§ INSTRUCTION
Filter the entries below, keeping only lines with the word "name".

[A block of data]
Begin
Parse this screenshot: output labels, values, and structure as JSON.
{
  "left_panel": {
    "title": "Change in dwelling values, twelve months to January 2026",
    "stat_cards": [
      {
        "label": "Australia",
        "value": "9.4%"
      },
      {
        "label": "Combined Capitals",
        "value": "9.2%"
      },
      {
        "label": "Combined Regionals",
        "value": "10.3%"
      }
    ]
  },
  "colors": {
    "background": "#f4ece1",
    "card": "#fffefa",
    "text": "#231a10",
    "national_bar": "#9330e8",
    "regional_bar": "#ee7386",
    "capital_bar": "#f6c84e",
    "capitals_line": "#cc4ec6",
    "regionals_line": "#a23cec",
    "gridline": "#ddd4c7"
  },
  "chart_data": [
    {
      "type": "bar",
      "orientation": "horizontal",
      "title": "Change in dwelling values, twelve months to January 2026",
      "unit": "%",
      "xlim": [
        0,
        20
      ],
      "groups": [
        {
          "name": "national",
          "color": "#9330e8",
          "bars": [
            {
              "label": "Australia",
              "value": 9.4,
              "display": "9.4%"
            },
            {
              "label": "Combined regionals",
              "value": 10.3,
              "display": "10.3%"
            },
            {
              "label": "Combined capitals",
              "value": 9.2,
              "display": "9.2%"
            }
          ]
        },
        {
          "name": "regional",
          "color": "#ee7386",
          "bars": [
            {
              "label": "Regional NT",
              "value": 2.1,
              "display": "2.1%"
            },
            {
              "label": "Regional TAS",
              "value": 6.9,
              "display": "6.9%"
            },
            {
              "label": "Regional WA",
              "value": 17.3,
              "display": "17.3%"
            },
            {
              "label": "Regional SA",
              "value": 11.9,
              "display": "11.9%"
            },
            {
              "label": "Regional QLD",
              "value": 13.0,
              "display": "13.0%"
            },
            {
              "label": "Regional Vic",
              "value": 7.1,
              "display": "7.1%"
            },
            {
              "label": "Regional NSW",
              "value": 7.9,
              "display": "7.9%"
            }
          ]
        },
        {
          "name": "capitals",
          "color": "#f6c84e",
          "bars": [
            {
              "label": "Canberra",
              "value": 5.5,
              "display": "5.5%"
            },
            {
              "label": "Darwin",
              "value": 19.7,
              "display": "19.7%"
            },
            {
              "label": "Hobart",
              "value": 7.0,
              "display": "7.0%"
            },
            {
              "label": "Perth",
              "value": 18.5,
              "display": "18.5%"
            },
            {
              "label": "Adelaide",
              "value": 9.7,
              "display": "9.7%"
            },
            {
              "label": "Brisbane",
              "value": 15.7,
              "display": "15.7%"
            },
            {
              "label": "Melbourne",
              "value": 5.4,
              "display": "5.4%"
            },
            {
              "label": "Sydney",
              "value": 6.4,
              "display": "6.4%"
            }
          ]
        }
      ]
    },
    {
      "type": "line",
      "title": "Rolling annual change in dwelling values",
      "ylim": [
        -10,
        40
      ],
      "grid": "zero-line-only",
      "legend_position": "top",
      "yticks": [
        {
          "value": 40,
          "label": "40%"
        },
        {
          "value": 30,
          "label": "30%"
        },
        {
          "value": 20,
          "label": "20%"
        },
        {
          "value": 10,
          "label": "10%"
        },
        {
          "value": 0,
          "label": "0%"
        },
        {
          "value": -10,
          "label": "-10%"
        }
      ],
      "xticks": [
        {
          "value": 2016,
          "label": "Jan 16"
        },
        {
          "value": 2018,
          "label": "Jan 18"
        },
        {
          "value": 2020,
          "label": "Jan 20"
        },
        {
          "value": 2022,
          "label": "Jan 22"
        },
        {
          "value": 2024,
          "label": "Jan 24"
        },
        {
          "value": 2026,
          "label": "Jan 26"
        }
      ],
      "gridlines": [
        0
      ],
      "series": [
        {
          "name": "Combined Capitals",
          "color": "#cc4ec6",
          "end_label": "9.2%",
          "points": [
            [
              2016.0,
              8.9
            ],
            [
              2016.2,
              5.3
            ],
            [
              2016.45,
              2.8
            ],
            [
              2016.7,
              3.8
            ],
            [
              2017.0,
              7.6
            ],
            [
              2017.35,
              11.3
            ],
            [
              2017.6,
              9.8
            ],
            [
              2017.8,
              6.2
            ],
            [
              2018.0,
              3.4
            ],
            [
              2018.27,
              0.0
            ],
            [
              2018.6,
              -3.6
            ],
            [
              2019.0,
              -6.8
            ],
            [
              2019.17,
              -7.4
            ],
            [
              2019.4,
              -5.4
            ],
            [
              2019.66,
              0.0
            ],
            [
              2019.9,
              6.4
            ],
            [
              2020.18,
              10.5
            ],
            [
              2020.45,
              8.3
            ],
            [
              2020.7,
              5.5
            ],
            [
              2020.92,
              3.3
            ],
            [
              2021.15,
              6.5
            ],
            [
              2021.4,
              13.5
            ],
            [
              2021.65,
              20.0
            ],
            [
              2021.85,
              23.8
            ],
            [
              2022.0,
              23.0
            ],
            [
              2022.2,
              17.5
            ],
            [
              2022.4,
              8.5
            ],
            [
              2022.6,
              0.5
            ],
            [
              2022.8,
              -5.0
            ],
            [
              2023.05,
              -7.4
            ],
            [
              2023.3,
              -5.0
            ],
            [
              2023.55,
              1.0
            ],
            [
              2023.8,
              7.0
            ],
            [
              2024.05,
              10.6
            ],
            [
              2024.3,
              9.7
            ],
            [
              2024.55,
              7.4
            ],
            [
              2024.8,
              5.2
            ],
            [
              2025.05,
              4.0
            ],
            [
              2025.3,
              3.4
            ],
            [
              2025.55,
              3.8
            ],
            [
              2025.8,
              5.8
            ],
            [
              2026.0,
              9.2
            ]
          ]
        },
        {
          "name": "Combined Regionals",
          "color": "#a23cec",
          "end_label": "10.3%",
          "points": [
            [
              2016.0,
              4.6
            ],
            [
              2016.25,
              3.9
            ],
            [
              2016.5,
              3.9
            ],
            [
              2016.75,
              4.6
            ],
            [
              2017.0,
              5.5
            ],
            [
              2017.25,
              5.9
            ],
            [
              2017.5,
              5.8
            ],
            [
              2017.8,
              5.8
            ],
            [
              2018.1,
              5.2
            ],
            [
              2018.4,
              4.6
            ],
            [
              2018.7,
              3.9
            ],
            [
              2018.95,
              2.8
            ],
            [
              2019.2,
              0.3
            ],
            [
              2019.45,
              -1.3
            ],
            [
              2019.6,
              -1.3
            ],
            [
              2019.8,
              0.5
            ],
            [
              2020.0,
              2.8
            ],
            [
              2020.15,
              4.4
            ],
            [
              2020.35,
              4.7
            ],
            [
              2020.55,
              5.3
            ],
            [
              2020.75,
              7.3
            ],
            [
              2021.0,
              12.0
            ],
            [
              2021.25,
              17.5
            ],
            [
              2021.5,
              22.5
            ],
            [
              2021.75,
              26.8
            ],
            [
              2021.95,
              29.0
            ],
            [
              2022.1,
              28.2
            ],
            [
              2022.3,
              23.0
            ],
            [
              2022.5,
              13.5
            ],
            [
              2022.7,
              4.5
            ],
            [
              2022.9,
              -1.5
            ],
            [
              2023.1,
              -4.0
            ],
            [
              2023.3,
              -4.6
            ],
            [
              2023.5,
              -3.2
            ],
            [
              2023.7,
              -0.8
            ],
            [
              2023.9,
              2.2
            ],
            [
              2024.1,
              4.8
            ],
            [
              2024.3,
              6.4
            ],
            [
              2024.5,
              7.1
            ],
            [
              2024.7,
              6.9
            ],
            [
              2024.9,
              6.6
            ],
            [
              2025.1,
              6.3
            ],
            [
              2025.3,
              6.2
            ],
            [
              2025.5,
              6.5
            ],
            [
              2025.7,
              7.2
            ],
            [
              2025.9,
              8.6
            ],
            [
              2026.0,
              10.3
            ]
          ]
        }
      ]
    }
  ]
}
End
§ EXERCISE ANSWER
          "name": "national",
          "name": "regional",
          "name": "capitals",
          "name": "Combined Capitals",
          "name": "Combined Regionals",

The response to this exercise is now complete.